━━━━━ RECORDS TO USE ━━━━━

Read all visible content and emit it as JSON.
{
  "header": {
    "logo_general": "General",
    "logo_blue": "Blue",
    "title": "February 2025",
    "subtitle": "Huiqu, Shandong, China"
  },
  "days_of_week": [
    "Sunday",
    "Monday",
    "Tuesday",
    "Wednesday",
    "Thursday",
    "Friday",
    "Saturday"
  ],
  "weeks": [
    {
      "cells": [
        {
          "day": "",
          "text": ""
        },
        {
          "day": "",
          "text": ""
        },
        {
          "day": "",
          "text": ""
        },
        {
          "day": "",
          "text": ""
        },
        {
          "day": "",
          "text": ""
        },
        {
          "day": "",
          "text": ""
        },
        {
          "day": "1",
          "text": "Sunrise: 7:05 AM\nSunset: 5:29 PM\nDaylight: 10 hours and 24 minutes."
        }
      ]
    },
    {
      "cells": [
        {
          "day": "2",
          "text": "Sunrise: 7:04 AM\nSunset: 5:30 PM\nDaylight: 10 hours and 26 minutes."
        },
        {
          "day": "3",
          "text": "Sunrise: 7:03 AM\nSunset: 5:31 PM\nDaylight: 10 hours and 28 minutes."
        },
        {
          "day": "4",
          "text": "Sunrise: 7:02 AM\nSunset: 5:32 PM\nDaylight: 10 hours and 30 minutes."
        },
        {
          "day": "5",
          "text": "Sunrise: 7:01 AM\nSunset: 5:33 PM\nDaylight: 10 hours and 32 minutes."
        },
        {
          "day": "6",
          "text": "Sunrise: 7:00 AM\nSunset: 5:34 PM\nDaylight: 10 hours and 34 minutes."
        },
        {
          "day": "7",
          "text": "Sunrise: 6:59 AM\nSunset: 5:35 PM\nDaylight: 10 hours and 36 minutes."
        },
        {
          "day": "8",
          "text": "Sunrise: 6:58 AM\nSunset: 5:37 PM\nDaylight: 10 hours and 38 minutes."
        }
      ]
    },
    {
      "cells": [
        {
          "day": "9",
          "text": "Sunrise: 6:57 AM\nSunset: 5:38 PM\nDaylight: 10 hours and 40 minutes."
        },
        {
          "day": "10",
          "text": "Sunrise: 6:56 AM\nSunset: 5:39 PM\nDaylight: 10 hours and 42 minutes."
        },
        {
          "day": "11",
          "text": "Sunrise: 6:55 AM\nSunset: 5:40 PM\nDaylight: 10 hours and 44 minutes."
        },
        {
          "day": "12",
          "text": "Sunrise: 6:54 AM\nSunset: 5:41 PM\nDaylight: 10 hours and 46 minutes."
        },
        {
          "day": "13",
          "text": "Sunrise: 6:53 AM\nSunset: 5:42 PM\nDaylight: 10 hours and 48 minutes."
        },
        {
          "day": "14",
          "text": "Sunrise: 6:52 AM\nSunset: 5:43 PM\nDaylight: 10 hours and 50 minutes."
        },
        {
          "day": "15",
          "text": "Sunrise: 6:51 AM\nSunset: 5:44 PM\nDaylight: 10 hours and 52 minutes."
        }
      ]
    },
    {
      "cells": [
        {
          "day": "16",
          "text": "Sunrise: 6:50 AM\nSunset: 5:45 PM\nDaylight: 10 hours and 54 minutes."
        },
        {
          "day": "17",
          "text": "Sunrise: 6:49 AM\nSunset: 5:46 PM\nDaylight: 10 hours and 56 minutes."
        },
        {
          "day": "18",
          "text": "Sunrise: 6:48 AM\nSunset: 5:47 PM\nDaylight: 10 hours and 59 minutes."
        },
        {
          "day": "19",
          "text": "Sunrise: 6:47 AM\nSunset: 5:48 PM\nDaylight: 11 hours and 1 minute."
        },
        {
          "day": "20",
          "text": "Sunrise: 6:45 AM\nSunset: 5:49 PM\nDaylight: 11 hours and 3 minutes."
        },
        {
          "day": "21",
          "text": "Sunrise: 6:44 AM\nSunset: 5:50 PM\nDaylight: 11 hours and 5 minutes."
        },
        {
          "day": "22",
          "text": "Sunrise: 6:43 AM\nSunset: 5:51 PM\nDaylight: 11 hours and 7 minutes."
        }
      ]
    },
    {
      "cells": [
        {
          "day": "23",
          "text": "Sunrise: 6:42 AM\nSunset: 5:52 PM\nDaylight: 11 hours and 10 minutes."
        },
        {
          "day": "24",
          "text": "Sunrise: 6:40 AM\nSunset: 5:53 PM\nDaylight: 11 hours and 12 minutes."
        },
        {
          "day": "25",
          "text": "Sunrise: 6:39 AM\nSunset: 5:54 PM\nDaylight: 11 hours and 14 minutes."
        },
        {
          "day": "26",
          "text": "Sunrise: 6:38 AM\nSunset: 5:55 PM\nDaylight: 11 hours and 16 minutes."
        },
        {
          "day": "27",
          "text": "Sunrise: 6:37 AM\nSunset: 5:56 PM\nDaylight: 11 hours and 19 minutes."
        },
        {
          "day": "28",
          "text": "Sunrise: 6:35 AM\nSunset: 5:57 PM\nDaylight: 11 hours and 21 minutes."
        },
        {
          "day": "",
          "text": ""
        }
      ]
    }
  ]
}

━━━━━
━━━━━ RECORDS TO USE ━━━━━

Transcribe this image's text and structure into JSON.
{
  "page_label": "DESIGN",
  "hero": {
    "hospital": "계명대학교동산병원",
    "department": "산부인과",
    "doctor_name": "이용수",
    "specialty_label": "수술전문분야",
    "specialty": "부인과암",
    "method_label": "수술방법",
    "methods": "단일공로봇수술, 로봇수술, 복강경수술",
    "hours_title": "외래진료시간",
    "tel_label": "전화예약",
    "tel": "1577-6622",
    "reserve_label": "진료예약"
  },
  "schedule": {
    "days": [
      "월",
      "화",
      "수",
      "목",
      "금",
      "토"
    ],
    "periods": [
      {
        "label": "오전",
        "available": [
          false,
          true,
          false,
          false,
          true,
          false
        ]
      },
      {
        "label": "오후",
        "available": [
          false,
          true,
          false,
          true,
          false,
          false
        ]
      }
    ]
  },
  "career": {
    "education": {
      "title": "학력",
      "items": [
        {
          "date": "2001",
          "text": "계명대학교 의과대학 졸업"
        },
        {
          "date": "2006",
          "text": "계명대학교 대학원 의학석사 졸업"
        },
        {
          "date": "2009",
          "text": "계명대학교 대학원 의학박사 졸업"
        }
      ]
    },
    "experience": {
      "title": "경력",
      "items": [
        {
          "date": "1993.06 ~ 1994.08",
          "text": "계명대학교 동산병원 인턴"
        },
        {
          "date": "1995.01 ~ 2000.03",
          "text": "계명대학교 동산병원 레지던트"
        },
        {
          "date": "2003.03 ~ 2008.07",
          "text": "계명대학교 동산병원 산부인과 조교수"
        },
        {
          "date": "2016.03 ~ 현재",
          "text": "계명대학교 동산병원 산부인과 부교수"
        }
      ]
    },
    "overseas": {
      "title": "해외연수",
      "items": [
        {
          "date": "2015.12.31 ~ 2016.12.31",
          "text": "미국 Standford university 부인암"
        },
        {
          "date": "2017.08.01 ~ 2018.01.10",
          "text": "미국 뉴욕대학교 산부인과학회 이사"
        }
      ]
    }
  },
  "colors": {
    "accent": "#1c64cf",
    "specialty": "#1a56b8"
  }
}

━━━━━

WHAT THE EXERCISE ASKS> In the material above, show every line where the word "JSON" turns up.

RESPONSE TO THE EXERCISE>
Read all visible content and emit it as JSON.
Transcribe this image's text and structure into JSON.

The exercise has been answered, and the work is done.